What you have to do: Collect all lines from the records below that include the word "Yuengling".

-- start --

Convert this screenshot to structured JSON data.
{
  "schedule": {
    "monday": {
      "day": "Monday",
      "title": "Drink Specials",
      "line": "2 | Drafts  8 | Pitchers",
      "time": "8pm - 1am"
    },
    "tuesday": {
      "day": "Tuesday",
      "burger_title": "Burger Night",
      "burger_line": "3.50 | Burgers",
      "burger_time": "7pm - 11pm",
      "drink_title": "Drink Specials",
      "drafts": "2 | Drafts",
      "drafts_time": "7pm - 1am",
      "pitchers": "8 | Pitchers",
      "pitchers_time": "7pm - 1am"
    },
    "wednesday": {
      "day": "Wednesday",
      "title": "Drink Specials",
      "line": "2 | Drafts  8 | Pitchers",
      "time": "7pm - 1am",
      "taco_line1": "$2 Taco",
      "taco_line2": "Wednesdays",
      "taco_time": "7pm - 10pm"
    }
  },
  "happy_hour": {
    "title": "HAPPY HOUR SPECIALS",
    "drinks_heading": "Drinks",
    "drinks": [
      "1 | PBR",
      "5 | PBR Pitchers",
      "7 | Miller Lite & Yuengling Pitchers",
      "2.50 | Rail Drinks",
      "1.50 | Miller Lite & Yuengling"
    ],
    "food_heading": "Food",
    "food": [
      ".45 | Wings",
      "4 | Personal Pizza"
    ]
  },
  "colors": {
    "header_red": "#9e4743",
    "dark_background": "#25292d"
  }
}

-- end --

The result:
      "7 | Miller Lite & Yuengling Pitchers",
      "1.50 | Miller Lite & Yuengling"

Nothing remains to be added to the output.